→ **GIVEN INSTRUCTION**: Everything in the listing should be restated word for word.

———

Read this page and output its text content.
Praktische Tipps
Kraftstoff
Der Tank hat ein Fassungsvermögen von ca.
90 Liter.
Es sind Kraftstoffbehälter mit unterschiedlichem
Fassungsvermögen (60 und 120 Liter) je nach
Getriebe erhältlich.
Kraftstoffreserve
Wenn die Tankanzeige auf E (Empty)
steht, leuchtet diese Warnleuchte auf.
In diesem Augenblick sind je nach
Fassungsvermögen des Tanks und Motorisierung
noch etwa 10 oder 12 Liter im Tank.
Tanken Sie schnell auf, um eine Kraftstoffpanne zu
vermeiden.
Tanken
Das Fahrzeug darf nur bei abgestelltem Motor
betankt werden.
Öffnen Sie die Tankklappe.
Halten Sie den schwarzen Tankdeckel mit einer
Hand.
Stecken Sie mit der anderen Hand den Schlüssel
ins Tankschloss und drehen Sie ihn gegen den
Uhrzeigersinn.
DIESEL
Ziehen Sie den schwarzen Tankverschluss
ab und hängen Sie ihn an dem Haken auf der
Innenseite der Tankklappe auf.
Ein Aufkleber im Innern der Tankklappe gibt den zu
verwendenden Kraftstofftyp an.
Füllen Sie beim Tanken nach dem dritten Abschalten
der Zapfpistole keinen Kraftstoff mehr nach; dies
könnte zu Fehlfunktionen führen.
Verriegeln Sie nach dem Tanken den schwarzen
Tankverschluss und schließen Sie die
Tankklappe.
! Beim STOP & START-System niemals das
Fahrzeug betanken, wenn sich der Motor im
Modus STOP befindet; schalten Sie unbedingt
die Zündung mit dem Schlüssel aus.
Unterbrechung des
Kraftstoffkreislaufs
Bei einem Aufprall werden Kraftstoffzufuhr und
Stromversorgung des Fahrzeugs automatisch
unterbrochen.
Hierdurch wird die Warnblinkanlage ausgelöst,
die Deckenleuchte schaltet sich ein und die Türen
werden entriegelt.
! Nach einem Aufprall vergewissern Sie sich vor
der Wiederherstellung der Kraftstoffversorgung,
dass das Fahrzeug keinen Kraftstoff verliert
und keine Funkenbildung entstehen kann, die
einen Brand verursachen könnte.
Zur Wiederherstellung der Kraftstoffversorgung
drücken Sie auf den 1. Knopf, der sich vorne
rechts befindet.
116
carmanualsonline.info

———

→ **CORRECT RESPONSE**:
Read this page and output its text content.
Praktische Tipps
Kraftstoff
Der Tank hat ein Fassungsvermögen von ca.
90 Liter.
Es sind Kraftstoffbehälter mit unterschiedlichem
Fassungsvermögen (60 und 120 Liter) je nach
Getriebe erhältlich.
Kraftstoffreserve
Wenn die Tankanzeige auf E (Empty)
steht, leuchtet diese Warnleuchte auf.
In diesem Augenblick sind je nach
Fassungsvermögen des Tanks und Motorisierung
noch etwa 10 oder 12 Liter im Tank.
Tanken Sie schnell auf, um eine Kraftstoffpanne zu
vermeiden.
Tanken
Das Fahrzeug darf nur bei abgestelltem Motor
betankt werden.
Öffnen Sie die Tankklappe.
Halten Sie den schwarzen Tankdeckel mit einer
Hand.
Stecken Sie mit der anderen Hand den Schlüssel
ins Tankschloss und drehen Sie ihn gegen den
Uhrzeigersinn.
DIESEL
Ziehen Sie den schwarzen Tankverschluss
ab und hängen Sie ihn an dem Haken auf der
Innenseite der Tankklappe auf.
Ein Aufkleber im Innern der Tankklappe gibt den zu
verwendenden Kraftstofftyp an.
Füllen Sie beim Tanken nach dem dritten Abschalten
der Zapfpistole keinen Kraftstoff mehr nach; dies
könnte zu Fehlfunktionen führen.
Verriegeln Sie nach dem Tanken den schwarzen
Tankverschluss und schließen Sie die
Tankklappe.
! Beim STOP & START-System niemals das
Fahrzeug betanken, wenn sich der Motor im
Modus STOP befindet; schalten Sie unbedingt
die Zündung mit dem Schlüssel aus.
Unterbrechung des
Kraftstoffkreislaufs
Bei einem Aufprall werden Kraftstoffzufuhr und
Stromversorgung des Fahrzeugs automatisch
unterbrochen.
Hierdurch wird die Warnblinkanlage ausgelöst,
die Deckenleuchte schaltet sich ein und die Türen
werden entriegelt.
! Nach einem Aufprall vergewissern Sie sich vor
der Wiederherstellung der Kraftstoffversorgung,
dass das Fahrzeug keinen Kraftstoff verliert
und keine Funkenbildung entstehen kann, die
einen Brand verursachen könnte.
Zur Wiederherstellung der Kraftstoffversorgung
drücken Sie auf den 1. Knopf, der sich vorne
rechts befindet.
116
carmanualsonline.info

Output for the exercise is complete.